Output the material word for word. Leave each picture out.
----
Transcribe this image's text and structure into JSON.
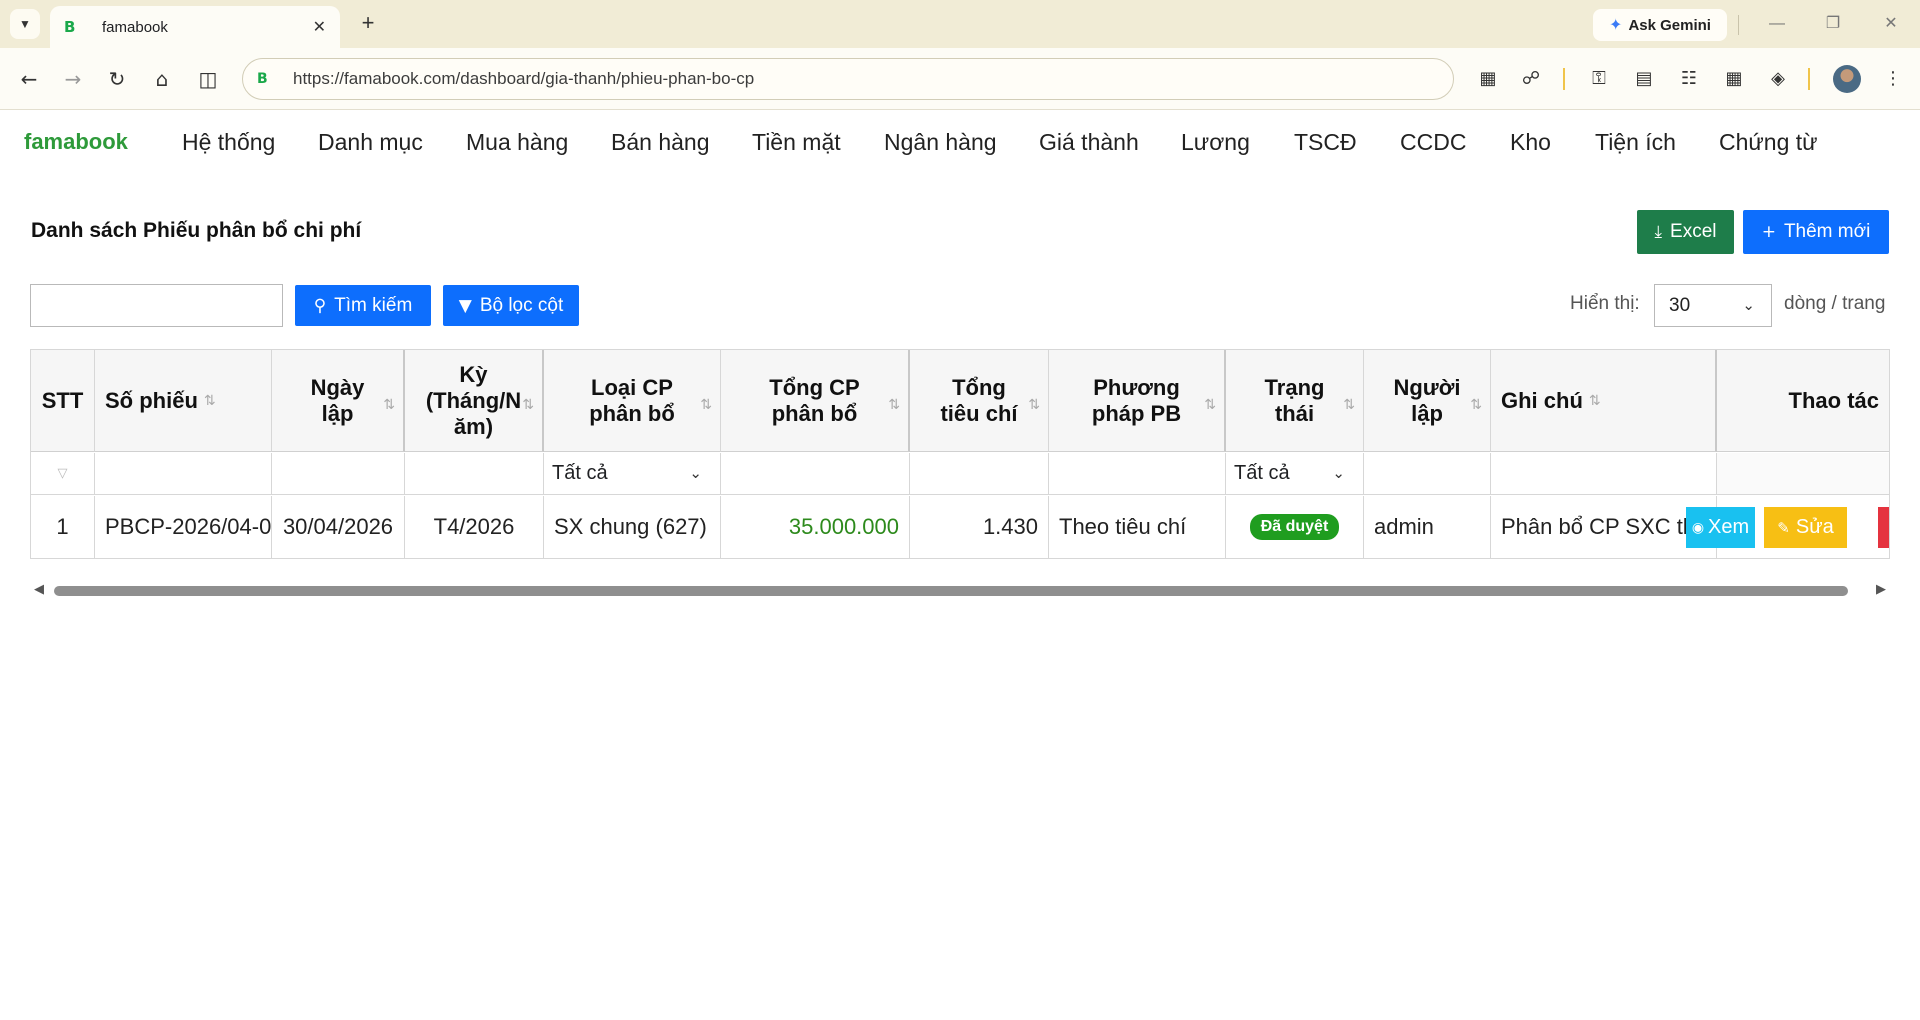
{
  "browser": {
    "tab_title": "famabook",
    "tab_favicon": "B",
    "new_tab_label": "+",
    "gemini_label": "Ask Gemini",
    "url": "https://famabook.com/dashboard/gia-thanh/phieu-phan-bo-cp"
  },
  "app": {
    "brand": "famabook",
    "menu": [
      "Hệ thống",
      "Danh mục",
      "Mua hàng",
      "Bán hàng",
      "Tiền mặt",
      "Ngân hàng",
      "Giá thành",
      "Lương",
      "TSCĐ",
      "CCDC",
      "Kho",
      "Tiện ích",
      "Chứng từ"
    ]
  },
  "page": {
    "title": "Danh sách Phiếu phân bổ chi phí",
    "excel_label": "Excel",
    "add_label": "Thêm mới",
    "search_placeholder": "",
    "search_label": "Tìm kiếm",
    "filter_label": "Bộ lọc cột",
    "show_label": "Hiển thị:",
    "page_size": "30",
    "per_page_label": "dòng / trang"
  },
  "table": {
    "headers": {
      "stt": "STT",
      "so_phieu": "Số phiếu",
      "ngay_lap": "Ngày\nlập",
      "ky": "Kỳ\n(Tháng/N\năm)",
      "loai_cp": "Loại CP\nphân bổ",
      "tong_cp": "Tổng CP\nphân bổ",
      "tong_tieu_chi": "Tổng\ntiêu chí",
      "phuong_phap": "Phương\npháp PB",
      "trang_thai": "Trạng\nthái",
      "nguoi_lap": "Người\nlập",
      "ghi_chu": "Ghi chú",
      "thao_tac": "Thao tác"
    },
    "filters": {
      "loai_cp": "Tất cả",
      "trang_thai": "Tất cả"
    },
    "rows": [
      {
        "stt": "1",
        "so_phieu": "PBCP-2026/04-0",
        "ngay_lap": "30/04/2026",
        "ky": "T4/2026",
        "loai_cp": "SX chung (627)",
        "tong_cp": "35.000.000",
        "tong_tieu_chi": "1.430",
        "phuong_phap": "Theo tiêu chí",
        "trang_thai": "Đã duyệt",
        "nguoi_lap": "admin",
        "ghi_chu": "Phân bổ CP SXC thán",
        "view_label": "Xem",
        "edit_label": "Sửa"
      }
    ]
  },
  "colors": {
    "brand": "#2e9a3a",
    "primary": "#0d6efd",
    "excel": "#1e7d4a",
    "status_approved": "#1f9d1f",
    "view": "#19c1f0",
    "edit": "#f7bf14",
    "delete": "#e5333f"
  }
}
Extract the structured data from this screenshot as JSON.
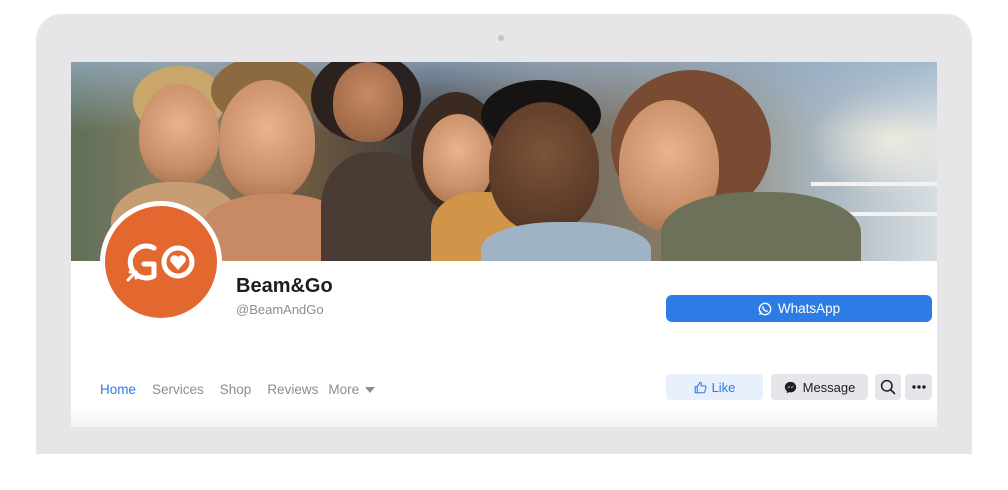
{
  "page": {
    "name": "Beam&Go",
    "handle": "@BeamAndGo",
    "avatar_logo_text": "GO"
  },
  "actions": {
    "whatsapp_label": "WhatsApp",
    "like_label": "Like",
    "message_label": "Message"
  },
  "nav": {
    "tabs": [
      {
        "label": "Home",
        "active": true
      },
      {
        "label": "Services",
        "active": false
      },
      {
        "label": "Shop",
        "active": false
      },
      {
        "label": "Reviews",
        "active": false
      }
    ],
    "more_label": "More"
  },
  "icons": {
    "whatsapp": "whatsapp-icon",
    "like": "thumbs-up-icon",
    "message": "messenger-icon",
    "search": "search-icon",
    "more": "more-dots-icon",
    "dropdown": "caret-down-icon"
  },
  "colors": {
    "brand_orange": "#e2682f",
    "accent_blue": "#2d7be5",
    "like_bg": "#e7f0fc",
    "button_gray": "#e4e6ea"
  }
}
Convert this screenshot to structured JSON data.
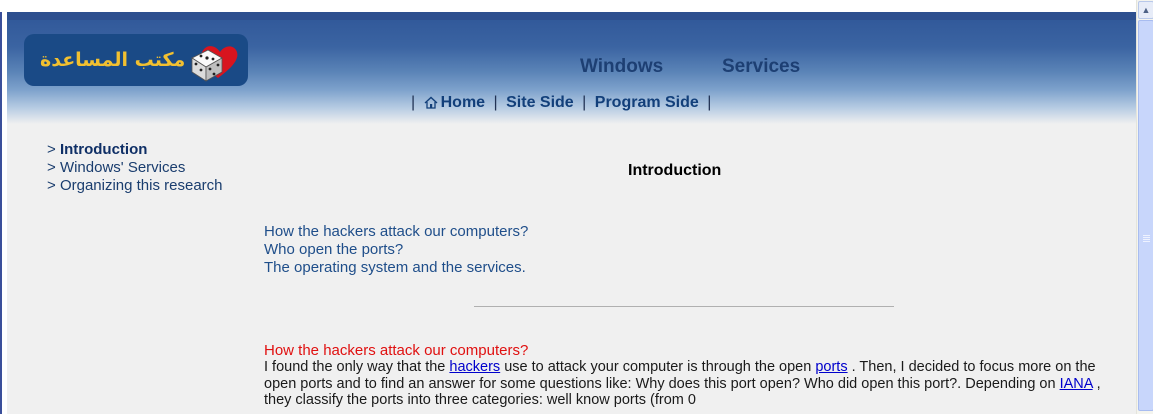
{
  "logo": {
    "text": "مكتب المساعدة"
  },
  "header": {
    "title_left": "Windows",
    "title_right": "Services"
  },
  "nav": {
    "items": [
      {
        "label": "Home"
      },
      {
        "label": "Site Side"
      },
      {
        "label": "Program Side"
      }
    ],
    "separator": "|"
  },
  "sidebar": {
    "prefix": ">",
    "items": [
      {
        "label": "Introduction",
        "active": true
      },
      {
        "label": "Windows' Services"
      },
      {
        "label": "Organizing this research"
      }
    ]
  },
  "main": {
    "title": "Introduction",
    "toc": [
      "How the hackers attack our computers?",
      "Who open the ports?",
      "The operating system and the services."
    ],
    "section_heading": "How the hackers attack our computers?",
    "para": {
      "t1": "I found the only way that the ",
      "link_hackers": "hackers",
      "t2": " use to attack your computer is through the open ",
      "link_ports": "ports",
      "t3": " . Then, I decided to focus more on the open ports and to find an answer for some questions like: Why does this port open? Who did open this port?. Depending on ",
      "link_iana": "IANA",
      "t4": " , they classify the ports into three categories: well know ports (from 0"
    }
  },
  "colors": {
    "header_dark": "#2f5698",
    "logo_gold": "#f2c030",
    "link": "#0000cc",
    "heading_red": "#e01010"
  }
}
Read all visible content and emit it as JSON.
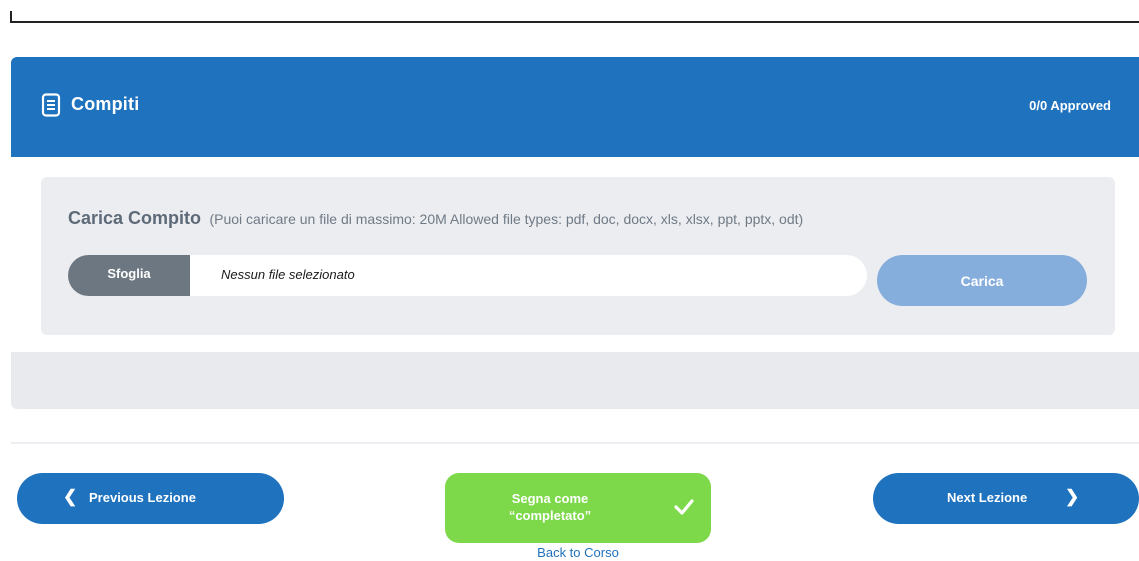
{
  "header": {
    "icon": "document-icon",
    "title": "Compiti",
    "status": "0/0 Approved"
  },
  "upload": {
    "title": "Carica Compito",
    "note": "(Puoi caricare un file di massimo: 20M Allowed file types: pdf, doc, docx, xls, xlsx, ppt, pptx, odt)",
    "browse_label": "Sfoglia",
    "file_name": "Nessun file selezionato",
    "submit_label": "Carica"
  },
  "navigation": {
    "prev_label": "Previous Lezione",
    "prev_icon": "chevron-left-icon",
    "next_label": "Next Lezione",
    "next_icon": "chevron-right-icon",
    "complete_line1": "Segna come",
    "complete_line2": "“completato”",
    "complete_icon": "checkmark-icon",
    "back_label": "Back to Corso"
  },
  "colors": {
    "primary": "#1e72be",
    "success": "#7dd84a",
    "upload_disabled": "#86aedc",
    "browse": "#6c7782"
  }
}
----
--- Task solution ---
Transcribe this image's text and structure into JSON.
{
  "browser": {
    "tab_title": "famabook",
    "tab_favicon": "B",
    "new_tab_label": "+",
    "gemini_label": "Ask Gemini",
    "url": "https://famabook.com/dashboard/gia-thanh/phieu-phan-bo-cp"
  },
  "app": {
    "brand": "famabook",
    "menu": [
      "Hệ thống",
      "Danh mục",
      "Mua hàng",
      "Bán hàng",
      "Tiền mặt",
      "Ngân hàng",
      "Giá thành",
      "Lương",
      "TSCĐ",
      "CCDC",
      "Kho",
      "Tiện ích",
      "Chứng từ"
    ]
  },
  "page": {
    "title": "Danh sách Phiếu phân bổ chi phí",
    "excel_label": "Excel",
    "add_label": "Thêm mới",
    "search_placeholder": "",
    "search_label": "Tìm kiếm",
    "filter_label": "Bộ lọc cột",
    "show_label": "Hiển thị:",
    "page_size": "30",
    "per_page_label": "dòng / trang"
  },
  "table": {
    "headers": {
      "stt": "STT",
      "so_phieu": "Số phiếu",
      "ngay_lap": "Ngày\nlập",
      "ky": "Kỳ\n(Tháng/N\năm)",
      "loai_cp": "Loại CP\nphân bổ",
      "tong_cp": "Tổng CP\nphân bổ",
      "tong_tieu_chi": "Tổng\ntiêu chí",
      "phuong_phap": "Phương\npháp PB",
      "trang_thai": "Trạng\nthái",
      "nguoi_lap": "Người\nlập",
      "ghi_chu": "Ghi chú",
      "thao_tac": "Thao tác"
    },
    "filters": {
      "loai_cp": "Tất cả",
      "trang_thai": "Tất cả"
    },
    "rows": [
      {
        "stt": "1",
        "so_phieu": "PBCP-2026/04-0",
        "ngay_lap": "30/04/2026",
        "ky": "T4/2026",
        "loai_cp": "SX chung (627)",
        "tong_cp": "35.000.000",
        "tong_tieu_chi": "1.430",
        "phuong_phap": "Theo tiêu chí",
        "trang_thai": "Đã duyệt",
        "nguoi_lap": "admin",
        "ghi_chu": "Phân bổ CP SXC thán",
        "view_label": "Xem",
        "edit_label": "Sửa"
      }
    ]
  },
  "colors": {
    "brand": "#2e9a3a",
    "primary": "#0d6efd",
    "excel": "#1e7d4a",
    "status_approved": "#1f9d1f",
    "view": "#19c1f0",
    "edit": "#f7bf14",
    "delete": "#e5333f"
  }
}
Extract the structured data from this screenshot as JSON.
{
  "page": {
    "name": "Beam&Go",
    "handle": "@BeamAndGo",
    "avatar_logo_text": "GO"
  },
  "actions": {
    "whatsapp_label": "WhatsApp",
    "like_label": "Like",
    "message_label": "Message"
  },
  "nav": {
    "tabs": [
      {
        "label": "Home",
        "active": true
      },
      {
        "label": "Services",
        "active": false
      },
      {
        "label": "Shop",
        "active": false
      },
      {
        "label": "Reviews",
        "active": false
      }
    ],
    "more_label": "More"
  },
  "icons": {
    "whatsapp": "whatsapp-icon",
    "like": "thumbs-up-icon",
    "message": "messenger-icon",
    "search": "search-icon",
    "more": "more-dots-icon",
    "dropdown": "caret-down-icon"
  },
  "colors": {
    "brand_orange": "#e2682f",
    "accent_blue": "#2d7be5",
    "like_bg": "#e7f0fc",
    "button_gray": "#e4e6ea"
  }
}
Convert this screenshot to structured JSON data.
{
  "logo": {
    "text": "مكتب المساعدة"
  },
  "header": {
    "title_left": "Windows",
    "title_right": "Services"
  },
  "nav": {
    "items": [
      {
        "label": "Home"
      },
      {
        "label": "Site Side"
      },
      {
        "label": "Program Side"
      }
    ],
    "separator": "|"
  },
  "sidebar": {
    "prefix": ">",
    "items": [
      {
        "label": "Introduction",
        "active": true
      },
      {
        "label": "Windows' Services"
      },
      {
        "label": "Organizing this research"
      }
    ]
  },
  "main": {
    "title": "Introduction",
    "toc": [
      "How the hackers attack our computers?",
      "Who open the ports?",
      "The operating system and the services."
    ],
    "section_heading": "How the hackers attack our computers?",
    "para": {
      "t1": "I found the only way that the ",
      "link_hackers": "hackers",
      "t2": " use to attack your computer is through the open ",
      "link_ports": "ports",
      "t3": " . Then, I decided to focus more on the open ports and to find an answer for some questions like: Why does this port open? Who did open this port?. Depending on ",
      "link_iana": "IANA",
      "t4": " , they classify the ports into three categories: well know ports (from 0"
    }
  },
  "colors": {
    "header_dark": "#2f5698",
    "logo_gold": "#f2c030",
    "link": "#0000cc",
    "heading_red": "#e01010"
  }
}
Read all visible content and emit it as JSON.
{
  "header": {
    "icon": "document-icon",
    "title": "Compiti",
    "status": "0/0 Approved"
  },
  "upload": {
    "title": "Carica Compito",
    "note": "(Puoi caricare un file di massimo: 20M Allowed file types: pdf, doc, docx, xls, xlsx, ppt, pptx, odt)",
    "browse_label": "Sfoglia",
    "file_name": "Nessun file selezionato",
    "submit_label": "Carica"
  },
  "navigation": {
    "prev_label": "Previous Lezione",
    "prev_icon": "chevron-left-icon",
    "next_label": "Next Lezione",
    "next_icon": "chevron-right-icon",
    "complete_line1": "Segna come",
    "complete_line2": "“completato”",
    "complete_icon": "checkmark-icon",
    "back_label": "Back to Corso"
  },
  "colors": {
    "primary": "#1e72be",
    "success": "#7dd84a",
    "upload_disabled": "#86aedc",
    "browse": "#6c7782"
  }
}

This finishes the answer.